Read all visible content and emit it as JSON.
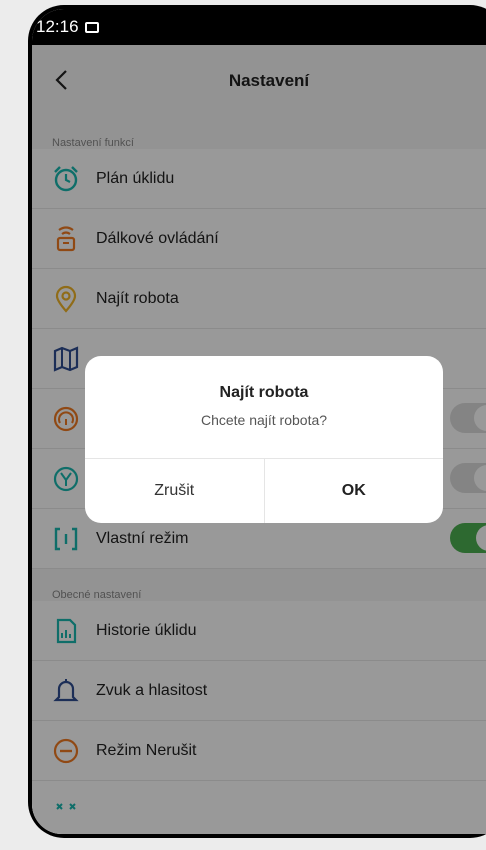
{
  "status": {
    "time": "12:16"
  },
  "navbar": {
    "title": "Nastavení"
  },
  "sections": {
    "functions_header": "Nastavení funkcí",
    "general_header": "Obecné nastavení"
  },
  "rows": {
    "plan": "Plán úklidu",
    "remote": "Dálkové ovládání",
    "find": "Najít robota",
    "custom": "Vlastní režim",
    "history": "Historie úklidu",
    "sound": "Zvuk a hlasitost",
    "dnd": "Režim Nerušit"
  },
  "dialog": {
    "title": "Najít robota",
    "message": "Chcete najít robota?",
    "cancel": "Zrušit",
    "ok": "OK"
  },
  "colors": {
    "accent_green": "#4caf50",
    "icon_teal": "#19b7b0",
    "icon_orange": "#f07b22",
    "icon_yellow": "#f0b428",
    "icon_navy": "#2f4d91"
  }
}
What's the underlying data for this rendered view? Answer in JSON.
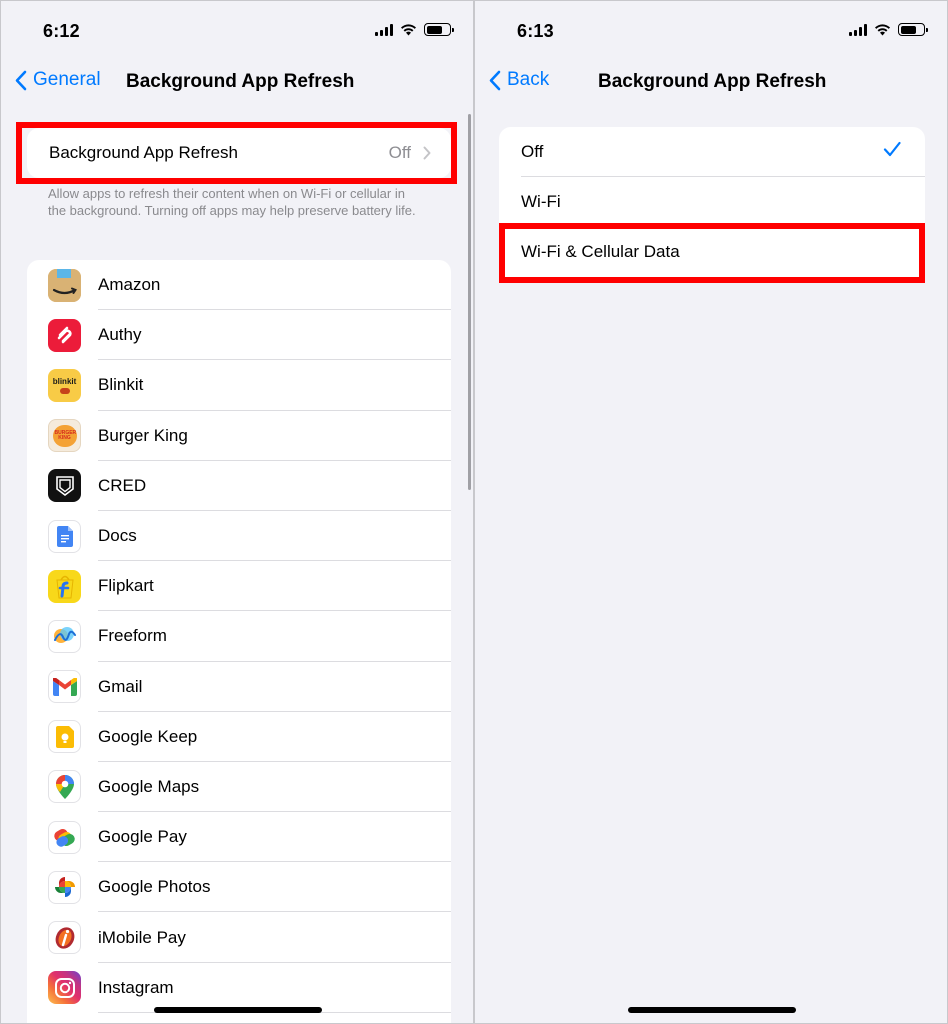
{
  "left": {
    "status": {
      "time": "6:12"
    },
    "nav": {
      "back_label": "General",
      "title": "Background App Refresh"
    },
    "setting": {
      "label": "Background App Refresh",
      "value": "Off"
    },
    "footer": "Allow apps to refresh their content when on Wi-Fi or cellular in the background. Turning off apps may help preserve battery life.",
    "apps": [
      {
        "name": "Amazon",
        "icon": "amazon-icon"
      },
      {
        "name": "Authy",
        "icon": "authy-icon"
      },
      {
        "name": "Blinkit",
        "icon": "blinkit-icon"
      },
      {
        "name": "Burger King",
        "icon": "burger-king-icon"
      },
      {
        "name": "CRED",
        "icon": "cred-icon"
      },
      {
        "name": "Docs",
        "icon": "docs-icon"
      },
      {
        "name": "Flipkart",
        "icon": "flipkart-icon"
      },
      {
        "name": "Freeform",
        "icon": "freeform-icon"
      },
      {
        "name": "Gmail",
        "icon": "gmail-icon"
      },
      {
        "name": "Google Keep",
        "icon": "google-keep-icon"
      },
      {
        "name": "Google Maps",
        "icon": "google-maps-icon"
      },
      {
        "name": "Google Pay",
        "icon": "google-pay-icon"
      },
      {
        "name": "Google Photos",
        "icon": "google-photos-icon"
      },
      {
        "name": "iMobile Pay",
        "icon": "imobile-pay-icon"
      },
      {
        "name": "Instagram",
        "icon": "instagram-icon"
      }
    ],
    "icon_text": {
      "blinkit": "blinkit",
      "burger_king": "BURGER KING"
    }
  },
  "right": {
    "status": {
      "time": "6:13"
    },
    "nav": {
      "back_label": "Back",
      "title": "Background App Refresh"
    },
    "options": [
      {
        "label": "Off",
        "selected": true
      },
      {
        "label": "Wi-Fi",
        "selected": false
      },
      {
        "label": "Wi-Fi & Cellular Data",
        "selected": false
      }
    ]
  },
  "colors": {
    "accent": "#007aff",
    "highlight": "#ff0000",
    "background": "#f2f2f7"
  }
}
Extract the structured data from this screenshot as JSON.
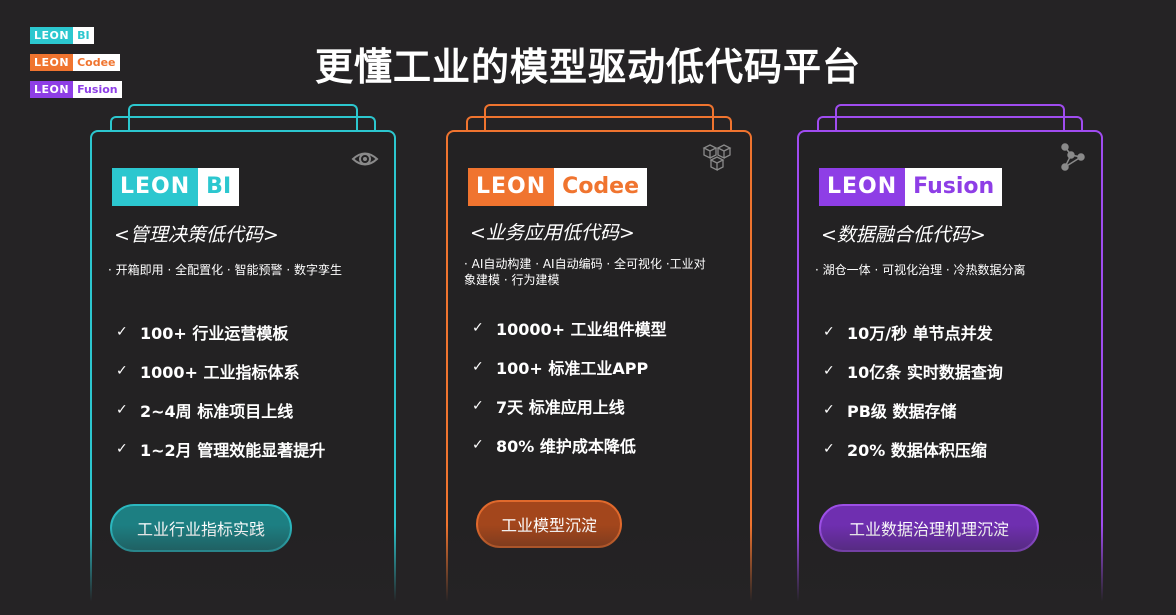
{
  "title": "更懂工业的模型驱动低代码平台",
  "mini_logos": [
    {
      "leon": "LEON",
      "product": "BI"
    },
    {
      "leon": "LEON",
      "product": "Codee"
    },
    {
      "leon": "LEON",
      "product": "Fusion"
    }
  ],
  "cards": [
    {
      "leon": "LEON",
      "product": "BI",
      "icon": "eye-icon",
      "subtitle": "<管理决策低代码>",
      "features": "· 开箱即用 · 全配置化 · 智能预警 · 数字孪生",
      "items": [
        "100+ 行业运营模板",
        "1000+ 工业指标体系",
        "2~4周 标准项目上线",
        "1~2月 管理效能显著提升"
      ],
      "button": "工业行业指标实践",
      "accent": "#2cc7cf"
    },
    {
      "leon": "LEON",
      "product": "Codee",
      "icon": "cubes-icon",
      "subtitle": "<业务应用低代码>",
      "features": "· AI自动构建 · AI自动编码 · 全可视化 ·工业对象建模 · 行为建模",
      "items": [
        "10000+ 工业组件模型",
        "100+ 标准工业APP",
        "7天 标准应用上线",
        "80% 维护成本降低"
      ],
      "button": "工业模型沉淀",
      "accent": "#f0742f"
    },
    {
      "leon": "LEON",
      "product": "Fusion",
      "icon": "network-icon",
      "subtitle": "<数据融合低代码>",
      "features": "· 湖仓一体 · 可视化治理 · 冷热数据分离",
      "items": [
        "10万/秒 单节点并发",
        "10亿条 实时数据查询",
        "PB级 数据存储",
        "20% 数据体积压缩"
      ],
      "button": "工业数据治理机理沉淀",
      "accent": "#a04cf0"
    }
  ],
  "check_mark": "✓"
}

> _Your goal_:
Repeat the data exactly, without the pictures.

> _Result for this task_:
Read all visible content and emit it as JSON.
{
  "status": {
    "time": "12:16"
  },
  "navbar": {
    "title": "Nastavení"
  },
  "sections": {
    "functions_header": "Nastavení funkcí",
    "general_header": "Obecné nastavení"
  },
  "rows": {
    "plan": "Plán úklidu",
    "remote": "Dálkové ovládání",
    "find": "Najít robota",
    "custom": "Vlastní režim",
    "history": "Historie úklidu",
    "sound": "Zvuk a hlasitost",
    "dnd": "Režim Nerušit"
  },
  "dialog": {
    "title": "Najít robota",
    "message": "Chcete najít robota?",
    "cancel": "Zrušit",
    "ok": "OK"
  },
  "colors": {
    "accent_green": "#4caf50",
    "icon_teal": "#19b7b0",
    "icon_orange": "#f07b22",
    "icon_yellow": "#f0b428",
    "icon_navy": "#2f4d91"
  }
}
What's the underlying data for this rendered view? Answer in JSON.
{
  "left": {
    "status": {
      "time": "6:12"
    },
    "nav": {
      "back_label": "General",
      "title": "Background App Refresh"
    },
    "setting": {
      "label": "Background App Refresh",
      "value": "Off"
    },
    "footer": "Allow apps to refresh their content when on Wi-Fi or cellular in the background. Turning off apps may help preserve battery life.",
    "apps": [
      {
        "name": "Amazon",
        "icon": "amazon-icon"
      },
      {
        "name": "Authy",
        "icon": "authy-icon"
      },
      {
        "name": "Blinkit",
        "icon": "blinkit-icon"
      },
      {
        "name": "Burger King",
        "icon": "burger-king-icon"
      },
      {
        "name": "CRED",
        "icon": "cred-icon"
      },
      {
        "name": "Docs",
        "icon": "docs-icon"
      },
      {
        "name": "Flipkart",
        "icon": "flipkart-icon"
      },
      {
        "name": "Freeform",
        "icon": "freeform-icon"
      },
      {
        "name": "Gmail",
        "icon": "gmail-icon"
      },
      {
        "name": "Google Keep",
        "icon": "google-keep-icon"
      },
      {
        "name": "Google Maps",
        "icon": "google-maps-icon"
      },
      {
        "name": "Google Pay",
        "icon": "google-pay-icon"
      },
      {
        "name": "Google Photos",
        "icon": "google-photos-icon"
      },
      {
        "name": "iMobile Pay",
        "icon": "imobile-pay-icon"
      },
      {
        "name": "Instagram",
        "icon": "instagram-icon"
      }
    ],
    "icon_text": {
      "blinkit": "blinkit",
      "burger_king": "BURGER KING"
    }
  },
  "right": {
    "status": {
      "time": "6:13"
    },
    "nav": {
      "back_label": "Back",
      "title": "Background App Refresh"
    },
    "options": [
      {
        "label": "Off",
        "selected": true
      },
      {
        "label": "Wi-Fi",
        "selected": false
      },
      {
        "label": "Wi-Fi & Cellular Data",
        "selected": false
      }
    ]
  },
  "colors": {
    "accent": "#007aff",
    "highlight": "#ff0000",
    "background": "#f2f2f7"
  }
}
Extract the structured data from this screenshot as JSON.
{
  "title": "更懂工业的模型驱动低代码平台",
  "mini_logos": [
    {
      "leon": "LEON",
      "product": "BI"
    },
    {
      "leon": "LEON",
      "product": "Codee"
    },
    {
      "leon": "LEON",
      "product": "Fusion"
    }
  ],
  "cards": [
    {
      "leon": "LEON",
      "product": "BI",
      "icon": "eye-icon",
      "subtitle": "<管理决策低代码>",
      "features": "· 开箱即用 · 全配置化 · 智能预警 · 数字孪生",
      "items": [
        "100+ 行业运营模板",
        "1000+ 工业指标体系",
        "2~4周 标准项目上线",
        "1~2月 管理效能显著提升"
      ],
      "button": "工业行业指标实践",
      "accent": "#2cc7cf"
    },
    {
      "leon": "LEON",
      "product": "Codee",
      "icon": "cubes-icon",
      "subtitle": "<业务应用低代码>",
      "features": "· AI自动构建 · AI自动编码 · 全可视化 ·工业对象建模 · 行为建模",
      "items": [
        "10000+ 工业组件模型",
        "100+ 标准工业APP",
        "7天 标准应用上线",
        "80% 维护成本降低"
      ],
      "button": "工业模型沉淀",
      "accent": "#f0742f"
    },
    {
      "leon": "LEON",
      "product": "Fusion",
      "icon": "network-icon",
      "subtitle": "<数据融合低代码>",
      "features": "· 湖仓一体 · 可视化治理 · 冷热数据分离",
      "items": [
        "10万/秒 单节点并发",
        "10亿条 实时数据查询",
        "PB级 数据存储",
        "20% 数据体积压缩"
      ],
      "button": "工业数据治理机理沉淀",
      "accent": "#a04cf0"
    }
  ],
  "check_mark": "✓"
}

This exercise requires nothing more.